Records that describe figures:
________
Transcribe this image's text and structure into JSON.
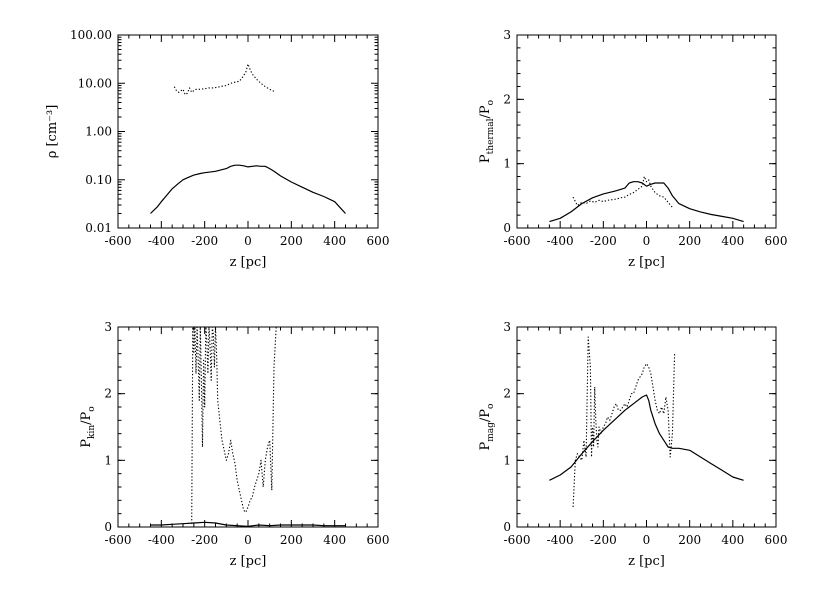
{
  "chart_data": [
    {
      "type": "line",
      "xlabel": "z [pc]",
      "ylabel": "ρ [cm⁻³]",
      "yscale": "log",
      "xlim": [
        -600,
        600
      ],
      "ylim": [
        0.01,
        100
      ],
      "xticks": [
        "-600",
        "-400",
        "-200",
        "0",
        "200",
        "400",
        "600"
      ],
      "yticks": [
        "0.01",
        "0.10",
        "1.00",
        "10.00",
        "100.00"
      ],
      "series": [
        {
          "style": "solid",
          "x": [
            -450,
            -420,
            -400,
            -380,
            -350,
            -320,
            -300,
            -280,
            -250,
            -220,
            -200,
            -150,
            -100,
            -80,
            -60,
            -40,
            -20,
            0,
            20,
            40,
            60,
            80,
            100,
            120,
            150,
            200,
            250,
            300,
            350,
            400,
            430,
            450
          ],
          "y": [
            0.02,
            0.027,
            0.035,
            0.045,
            0.065,
            0.085,
            0.1,
            0.11,
            0.125,
            0.135,
            0.14,
            0.15,
            0.17,
            0.19,
            0.2,
            0.2,
            0.195,
            0.185,
            0.19,
            0.195,
            0.19,
            0.19,
            0.17,
            0.15,
            0.12,
            0.09,
            0.07,
            0.055,
            0.045,
            0.035,
            0.025,
            0.02
          ]
        },
        {
          "style": "dotted",
          "x": [
            -340,
            -330,
            -320,
            -300,
            -290,
            -280,
            -270,
            -260,
            -250,
            -240,
            -220,
            -200,
            -180,
            -160,
            -140,
            -120,
            -100,
            -80,
            -60,
            -40,
            -30,
            -20,
            -10,
            0,
            10,
            20,
            40,
            60,
            80,
            100,
            120
          ],
          "y": [
            8.5,
            7.0,
            6.5,
            7.5,
            5.8,
            6.2,
            8.0,
            6.5,
            7.0,
            7.5,
            7.5,
            7.7,
            8.0,
            8.0,
            8.3,
            8.7,
            9.0,
            10.0,
            10.5,
            11.0,
            12.5,
            14.5,
            17.0,
            25.0,
            19.0,
            15.5,
            12.0,
            10.0,
            8.5,
            7.5,
            6.8
          ]
        }
      ]
    },
    {
      "type": "line",
      "xlabel": "z [pc]",
      "ylabel": "P_thermal/P_o",
      "xlim": [
        -600,
        600
      ],
      "ylim": [
        0,
        3
      ],
      "xticks": [
        "-600",
        "-400",
        "-200",
        "0",
        "200",
        "400",
        "600"
      ],
      "yticks": [
        "0",
        "1",
        "2",
        "3"
      ],
      "series": [
        {
          "style": "solid",
          "x": [
            -450,
            -400,
            -350,
            -300,
            -250,
            -200,
            -150,
            -120,
            -100,
            -80,
            -60,
            -40,
            -20,
            0,
            20,
            40,
            60,
            80,
            100,
            120,
            150,
            200,
            250,
            300,
            350,
            400,
            450
          ],
          "y": [
            0.1,
            0.15,
            0.25,
            0.38,
            0.47,
            0.53,
            0.57,
            0.6,
            0.62,
            0.7,
            0.72,
            0.72,
            0.7,
            0.65,
            0.68,
            0.7,
            0.7,
            0.7,
            0.62,
            0.5,
            0.38,
            0.3,
            0.25,
            0.21,
            0.18,
            0.15,
            0.1
          ]
        },
        {
          "style": "dotted",
          "x": [
            -340,
            -320,
            -300,
            -280,
            -260,
            -240,
            -220,
            -200,
            -180,
            -160,
            -140,
            -120,
            -100,
            -80,
            -60,
            -40,
            -20,
            -10,
            0,
            10,
            20,
            40,
            60,
            80,
            100,
            120
          ],
          "y": [
            0.48,
            0.35,
            0.4,
            0.38,
            0.42,
            0.4,
            0.43,
            0.41,
            0.43,
            0.44,
            0.45,
            0.47,
            0.48,
            0.52,
            0.55,
            0.6,
            0.65,
            0.8,
            0.72,
            0.75,
            0.65,
            0.55,
            0.5,
            0.48,
            0.4,
            0.32
          ]
        }
      ]
    },
    {
      "type": "line",
      "xlabel": "z [pc]",
      "ylabel": "P_kin/P_o",
      "xlim": [
        -600,
        600
      ],
      "ylim": [
        0,
        3
      ],
      "xticks": [
        "-600",
        "-400",
        "-200",
        "0",
        "200",
        "400",
        "600"
      ],
      "yticks": [
        "0",
        "1",
        "2",
        "3"
      ],
      "series": [
        {
          "style": "solid",
          "x": [
            -450,
            -400,
            -350,
            -300,
            -250,
            -200,
            -150,
            -100,
            -50,
            0,
            50,
            100,
            150,
            200,
            250,
            300,
            350,
            400,
            450
          ],
          "y": [
            0.03,
            0.03,
            0.04,
            0.05,
            0.06,
            0.07,
            0.06,
            0.03,
            0.02,
            0.01,
            0.03,
            0.02,
            0.03,
            0.03,
            0.03,
            0.03,
            0.02,
            0.02,
            0.02
          ]
        },
        {
          "style": "dotted",
          "x": [
            -260,
            -255,
            -250,
            -245,
            -240,
            -235,
            -230,
            -225,
            -220,
            -215,
            -210,
            -205,
            -200,
            -195,
            -190,
            -185,
            -180,
            -175,
            -170,
            -165,
            -160,
            -155,
            -150,
            -145,
            -140,
            -130,
            -120,
            -110,
            -100,
            -90,
            -80,
            -70,
            -60,
            -50,
            -40,
            -30,
            -20,
            -10,
            0,
            10,
            20,
            30,
            40,
            50,
            60,
            70,
            80,
            90,
            100,
            110,
            120,
            130
          ],
          "y": [
            0.05,
            3.0,
            2.6,
            3.0,
            2.3,
            3.0,
            2.5,
            1.9,
            3.0,
            2.2,
            1.2,
            2.5,
            1.8,
            3.0,
            2.8,
            2.3,
            3.0,
            2.7,
            2.2,
            3.0,
            2.9,
            2.4,
            3.0,
            2.6,
            1.9,
            1.6,
            1.3,
            1.15,
            1.0,
            1.1,
            1.3,
            1.1,
            0.95,
            0.7,
            0.55,
            0.4,
            0.25,
            0.22,
            0.3,
            0.4,
            0.45,
            0.6,
            0.7,
            0.8,
            1.0,
            0.6,
            1.0,
            1.2,
            1.3,
            0.55,
            2.4,
            3.0
          ]
        }
      ]
    },
    {
      "type": "line",
      "xlabel": "z [pc]",
      "ylabel": "P_mag/P_o",
      "xlim": [
        -600,
        600
      ],
      "ylim": [
        0,
        3
      ],
      "xticks": [
        "-600",
        "-400",
        "-200",
        "0",
        "200",
        "400",
        "600"
      ],
      "yticks": [
        "0",
        "1",
        "2",
        "3"
      ],
      "series": [
        {
          "style": "solid",
          "x": [
            -450,
            -400,
            -350,
            -300,
            -250,
            -200,
            -150,
            -100,
            -80,
            -60,
            -40,
            -20,
            0,
            10,
            20,
            40,
            60,
            80,
            100,
            120,
            150,
            200,
            250,
            300,
            350,
            400,
            450
          ],
          "y": [
            0.7,
            0.78,
            0.9,
            1.1,
            1.28,
            1.45,
            1.6,
            1.75,
            1.8,
            1.85,
            1.9,
            1.95,
            1.98,
            1.9,
            1.75,
            1.55,
            1.4,
            1.3,
            1.2,
            1.18,
            1.18,
            1.15,
            1.05,
            0.95,
            0.85,
            0.75,
            0.7
          ]
        },
        {
          "style": "dotted",
          "x": [
            -340,
            -330,
            -320,
            -300,
            -290,
            -280,
            -270,
            -260,
            -255,
            -250,
            -245,
            -240,
            -235,
            -230,
            -225,
            -220,
            -210,
            -200,
            -190,
            -180,
            -170,
            -160,
            -150,
            -140,
            -130,
            -120,
            -110,
            -100,
            -90,
            -80,
            -70,
            -60,
            -50,
            -40,
            -30,
            -20,
            -10,
            0,
            10,
            20,
            30,
            40,
            50,
            60,
            70,
            80,
            90,
            100,
            110,
            120,
            130
          ],
          "y": [
            0.3,
            1.0,
            1.1,
            1.0,
            1.3,
            1.05,
            2.85,
            2.4,
            1.05,
            1.5,
            1.2,
            2.1,
            1.6,
            1.3,
            1.2,
            1.5,
            1.4,
            1.5,
            1.55,
            1.65,
            1.6,
            1.7,
            1.8,
            1.85,
            1.75,
            1.75,
            1.8,
            1.85,
            1.8,
            1.9,
            2.0,
            2.0,
            2.1,
            2.2,
            2.25,
            2.3,
            2.4,
            2.45,
            2.4,
            2.3,
            2.1,
            1.9,
            1.75,
            1.7,
            1.8,
            1.7,
            1.95,
            1.75,
            1.05,
            1.4,
            2.6
          ]
        }
      ]
    }
  ]
}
________
Which lines of the data above contain "ylabel"? Copy each one.

      "ylabel": "ρ [cm⁻³]",
      "ylabel": "P_thermal/P_o",
      "ylabel": "P_kin/P_o",
      "ylabel": "P_mag/P_o",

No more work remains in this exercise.